Work instructions: From the entries, copy out every line in which the word "certain" is found.

***** Information shown

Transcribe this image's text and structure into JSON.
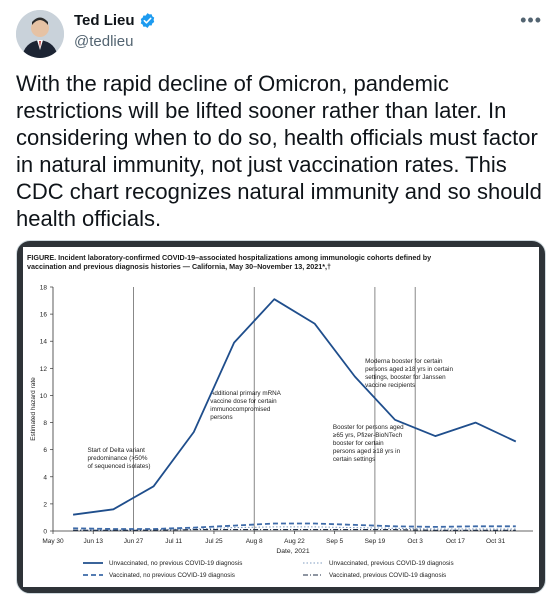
{
  "author": {
    "name": "Ted Lieu",
    "handle": "@tedlieu",
    "verified": true,
    "avatar_icon": "person-avatar",
    "more_icon": "more-horizontal-icon"
  },
  "tweet": {
    "text": "With the rapid decline of Omicron, pandemic restrictions will be lifted sooner rather than later. In considering when to do so, health officials must factor in natural immunity, not just vaccination rates. This CDC chart recognizes natural immunity and so should health officials."
  },
  "chart_data": {
    "type": "line",
    "title": "FIGURE. Incident laboratory-confirmed COVID-19–associated hospitalizations among immunologic cohorts defined by vaccination and previous diagnosis histories — California, May 30–November 13, 2021*,†",
    "xlabel": "Date, 2021",
    "ylabel": "Estimated hazard rate",
    "ylim": [
      0,
      18
    ],
    "yticks": [
      0,
      2,
      4,
      6,
      8,
      10,
      12,
      14,
      16,
      18
    ],
    "xticks": [
      "May 30",
      "Jun 13",
      "Jun 27",
      "Jul 11",
      "Jul 25",
      "Aug 8",
      "Aug 22",
      "Sep 5",
      "Sep 19",
      "Oct 3",
      "Oct 17",
      "Oct 31"
    ],
    "x": [
      "Jun 6",
      "Jun 20",
      "Jul 4",
      "Jul 18",
      "Aug 1",
      "Aug 15",
      "Aug 29",
      "Sep 12",
      "Sep 26",
      "Oct 10",
      "Oct 24",
      "Nov 7"
    ],
    "series": [
      {
        "name": "Unvaccinated, no previous COVID-19 diagnosis",
        "style": "solid-thick",
        "color": "#1f4e8c",
        "values": [
          1.2,
          1.6,
          3.3,
          7.3,
          13.9,
          17.1,
          15.3,
          11.4,
          8.2,
          7.0,
          8.0,
          6.6
        ]
      },
      {
        "name": "Unvaccinated, previous COVID-19 diagnosis",
        "style": "dotted",
        "color": "#7f9cc0",
        "values": [
          0.05,
          0.05,
          0.1,
          0.15,
          0.25,
          0.3,
          0.3,
          0.25,
          0.2,
          0.15,
          0.15,
          0.15
        ]
      },
      {
        "name": "Vaccinated, no previous COVID-19 diagnosis",
        "style": "dashed-thick",
        "color": "#3d6aa8",
        "values": [
          0.2,
          0.15,
          0.15,
          0.25,
          0.4,
          0.55,
          0.55,
          0.45,
          0.35,
          0.3,
          0.35,
          0.35
        ]
      },
      {
        "name": "Vaccinated, previous COVID-19 diagnosis",
        "style": "dash-dot",
        "color": "#1f2d44",
        "values": [
          0.05,
          0.05,
          0.05,
          0.1,
          0.1,
          0.1,
          0.1,
          0.1,
          0.1,
          0.05,
          0.05,
          0.05
        ]
      }
    ],
    "events": [
      {
        "at": "Jun 27",
        "label": [
          "Start of Delta variant",
          "predominance (>50%",
          "of sequenced isolates)"
        ]
      },
      {
        "at": "Aug 8",
        "label": [
          "Additional primary mRNA",
          "vaccine dose for certain",
          "immunocompromised",
          "persons"
        ]
      },
      {
        "at": "Sep 19",
        "label": [
          "Booster for persons aged",
          "≥65 yrs, Pfizer-BioNTech",
          "booster for certain",
          "persons aged ≥18 yrs in",
          "certain settings"
        ]
      },
      {
        "at": "Oct 3",
        "label": [
          "Moderna booster for certain",
          "persons aged ≥18 yrs in certain",
          "settings, booster for Janssen",
          "vaccine recipients"
        ]
      }
    ],
    "legend": "bottom",
    "grid": false
  }
}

**********

Solution to this task:
          "vaccine dose for certain",
          "booster for certain",
          "certain settings"
          "Moderna booster for certain",
          "persons aged ≥18 yrs in certain",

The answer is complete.